(Items listed in a dataset)

- - -

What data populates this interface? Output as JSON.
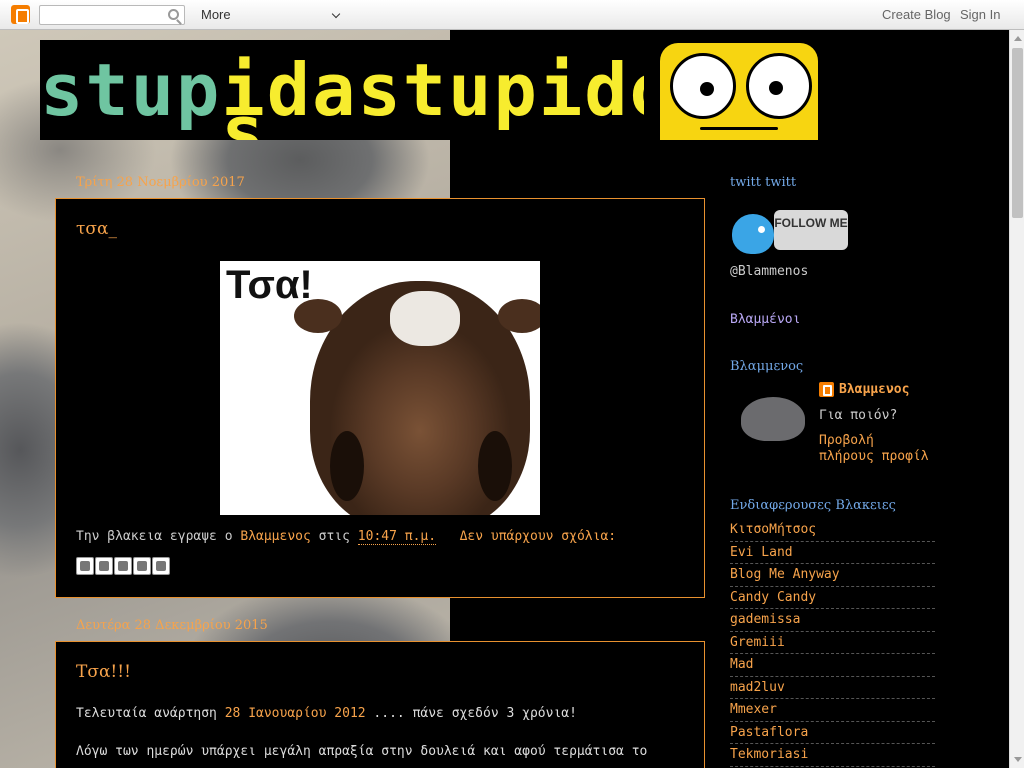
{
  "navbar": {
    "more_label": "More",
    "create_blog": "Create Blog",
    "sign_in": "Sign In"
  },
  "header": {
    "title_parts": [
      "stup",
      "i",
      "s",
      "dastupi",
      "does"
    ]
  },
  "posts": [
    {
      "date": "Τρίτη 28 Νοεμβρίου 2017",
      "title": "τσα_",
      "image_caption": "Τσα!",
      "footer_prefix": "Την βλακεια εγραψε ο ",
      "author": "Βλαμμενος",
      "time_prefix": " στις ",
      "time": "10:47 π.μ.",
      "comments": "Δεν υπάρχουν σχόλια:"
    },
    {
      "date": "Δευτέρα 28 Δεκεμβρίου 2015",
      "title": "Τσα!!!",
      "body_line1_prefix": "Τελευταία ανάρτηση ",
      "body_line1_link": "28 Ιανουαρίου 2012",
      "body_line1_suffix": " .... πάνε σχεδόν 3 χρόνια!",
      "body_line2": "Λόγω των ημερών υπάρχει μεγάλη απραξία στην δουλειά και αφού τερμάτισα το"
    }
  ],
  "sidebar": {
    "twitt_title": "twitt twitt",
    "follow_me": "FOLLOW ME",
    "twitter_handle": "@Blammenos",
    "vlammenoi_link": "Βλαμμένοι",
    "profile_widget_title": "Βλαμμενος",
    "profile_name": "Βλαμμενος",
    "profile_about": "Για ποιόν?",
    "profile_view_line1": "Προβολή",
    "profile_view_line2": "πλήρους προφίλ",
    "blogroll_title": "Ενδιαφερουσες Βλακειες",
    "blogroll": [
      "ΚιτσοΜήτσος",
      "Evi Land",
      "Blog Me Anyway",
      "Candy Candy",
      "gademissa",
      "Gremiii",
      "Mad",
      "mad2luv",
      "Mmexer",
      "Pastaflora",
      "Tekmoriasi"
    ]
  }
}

- - -

(WHAT THIS TASK INVOLVES): Take the listing above and print it exactly, apart from the pictures.

(REPLY TO THE TASK):
What data populates this interface? Output as JSON.
{
  "navbar": {
    "more_label": "More",
    "create_blog": "Create Blog",
    "sign_in": "Sign In"
  },
  "header": {
    "title_parts": [
      "stup",
      "i",
      "s",
      "dastupi",
      "does"
    ]
  },
  "posts": [
    {
      "date": "Τρίτη 28 Νοεμβρίου 2017",
      "title": "τσα_",
      "image_caption": "Τσα!",
      "footer_prefix": "Την βλακεια εγραψε ο ",
      "author": "Βλαμμενος",
      "time_prefix": " στις ",
      "time": "10:47 π.μ.",
      "comments": "Δεν υπάρχουν σχόλια:"
    },
    {
      "date": "Δευτέρα 28 Δεκεμβρίου 2015",
      "title": "Τσα!!!",
      "body_line1_prefix": "Τελευταία ανάρτηση ",
      "body_line1_link": "28 Ιανουαρίου 2012",
      "body_line1_suffix": " .... πάνε σχεδόν 3 χρόνια!",
      "body_line2": "Λόγω των ημερών υπάρχει μεγάλη απραξία στην δουλειά και αφού τερμάτισα το"
    }
  ],
  "sidebar": {
    "twitt_title": "twitt twitt",
    "follow_me": "FOLLOW ME",
    "twitter_handle": "@Blammenos",
    "vlammenoi_link": "Βλαμμένοι",
    "profile_widget_title": "Βλαμμενος",
    "profile_name": "Βλαμμενος",
    "profile_about": "Για ποιόν?",
    "profile_view_line1": "Προβολή",
    "profile_view_line2": "πλήρους προφίλ",
    "blogroll_title": "Ενδιαφερουσες Βλακειες",
    "blogroll": [
      "ΚιτσοΜήτσος",
      "Evi Land",
      "Blog Me Anyway",
      "Candy Candy",
      "gademissa",
      "Gremiii",
      "Mad",
      "mad2luv",
      "Mmexer",
      "Pastaflora",
      "Tekmoriasi"
    ]
  }
}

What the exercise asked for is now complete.